→ **GOAL**: Retype the records below exactly as they appear.

[Start of MATERIAL SUPPLIED]

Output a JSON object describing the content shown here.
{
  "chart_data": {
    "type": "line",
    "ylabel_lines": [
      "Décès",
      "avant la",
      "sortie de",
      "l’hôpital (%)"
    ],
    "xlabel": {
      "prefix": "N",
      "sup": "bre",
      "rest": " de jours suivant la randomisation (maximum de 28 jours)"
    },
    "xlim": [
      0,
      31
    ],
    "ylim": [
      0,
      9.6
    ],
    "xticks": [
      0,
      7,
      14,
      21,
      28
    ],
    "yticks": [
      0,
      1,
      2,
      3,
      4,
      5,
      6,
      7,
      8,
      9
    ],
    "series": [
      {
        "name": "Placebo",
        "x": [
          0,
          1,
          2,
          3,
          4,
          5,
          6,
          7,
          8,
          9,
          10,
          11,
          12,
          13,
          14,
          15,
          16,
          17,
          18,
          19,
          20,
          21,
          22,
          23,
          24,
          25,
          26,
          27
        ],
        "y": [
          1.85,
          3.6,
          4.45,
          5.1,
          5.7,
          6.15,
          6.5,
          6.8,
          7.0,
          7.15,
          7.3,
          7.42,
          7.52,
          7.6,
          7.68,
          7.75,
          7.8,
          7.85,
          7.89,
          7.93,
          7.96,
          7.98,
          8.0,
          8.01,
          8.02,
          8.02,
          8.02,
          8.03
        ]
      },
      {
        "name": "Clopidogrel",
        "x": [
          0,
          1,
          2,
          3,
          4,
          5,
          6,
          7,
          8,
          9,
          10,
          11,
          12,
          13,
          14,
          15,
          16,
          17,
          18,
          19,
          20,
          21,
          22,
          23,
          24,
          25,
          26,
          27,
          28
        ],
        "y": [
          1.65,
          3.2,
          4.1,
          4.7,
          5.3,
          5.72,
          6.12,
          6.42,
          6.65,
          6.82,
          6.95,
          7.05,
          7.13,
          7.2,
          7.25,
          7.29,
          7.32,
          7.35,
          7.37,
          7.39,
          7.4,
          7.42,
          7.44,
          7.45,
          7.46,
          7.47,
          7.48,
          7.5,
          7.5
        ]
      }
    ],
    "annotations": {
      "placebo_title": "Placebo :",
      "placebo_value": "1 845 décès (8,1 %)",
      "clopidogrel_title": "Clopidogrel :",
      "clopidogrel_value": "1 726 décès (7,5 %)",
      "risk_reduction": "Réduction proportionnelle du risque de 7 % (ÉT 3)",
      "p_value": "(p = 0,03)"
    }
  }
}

[End of MATERIAL SUPPLIED]

→ **SOLUTION TO THIS PROBLEM**:
Output a JSON object describing the content shown here.
{
  "chart_data": {
    "type": "line",
    "ylabel_lines": [
      "Décès",
      "avant la",
      "sortie de",
      "l’hôpital (%)"
    ],
    "xlabel": {
      "prefix": "N",
      "sup": "bre",
      "rest": " de jours suivant la randomisation (maximum de 28 jours)"
    },
    "xlim": [
      0,
      31
    ],
    "ylim": [
      0,
      9.6
    ],
    "xticks": [
      0,
      7,
      14,
      21,
      28
    ],
    "yticks": [
      0,
      1,
      2,
      3,
      4,
      5,
      6,
      7,
      8,
      9
    ],
    "series": [
      {
        "name": "Placebo",
        "x": [
          0,
          1,
          2,
          3,
          4,
          5,
          6,
          7,
          8,
          9,
          10,
          11,
          12,
          13,
          14,
          15,
          16,
          17,
          18,
          19,
          20,
          21,
          22,
          23,
          24,
          25,
          26,
          27
        ],
        "y": [
          1.85,
          3.6,
          4.45,
          5.1,
          5.7,
          6.15,
          6.5,
          6.8,
          7.0,
          7.15,
          7.3,
          7.42,
          7.52,
          7.6,
          7.68,
          7.75,
          7.8,
          7.85,
          7.89,
          7.93,
          7.96,
          7.98,
          8.0,
          8.01,
          8.02,
          8.02,
          8.02,
          8.03
        ]
      },
      {
        "name": "Clopidogrel",
        "x": [
          0,
          1,
          2,
          3,
          4,
          5,
          6,
          7,
          8,
          9,
          10,
          11,
          12,
          13,
          14,
          15,
          16,
          17,
          18,
          19,
          20,
          21,
          22,
          23,
          24,
          25,
          26,
          27,
          28
        ],
        "y": [
          1.65,
          3.2,
          4.1,
          4.7,
          5.3,
          5.72,
          6.12,
          6.42,
          6.65,
          6.82,
          6.95,
          7.05,
          7.13,
          7.2,
          7.25,
          7.29,
          7.32,
          7.35,
          7.37,
          7.39,
          7.4,
          7.42,
          7.44,
          7.45,
          7.46,
          7.47,
          7.48,
          7.5,
          7.5
        ]
      }
    ],
    "annotations": {
      "placebo_title": "Placebo :",
      "placebo_value": "1 845 décès (8,1 %)",
      "clopidogrel_title": "Clopidogrel :",
      "clopidogrel_value": "1 726 décès (7,5 %)",
      "risk_reduction": "Réduction proportionnelle du risque de 7 % (ÉT 3)",
      "p_value": "(p = 0,03)"
    }
  }
}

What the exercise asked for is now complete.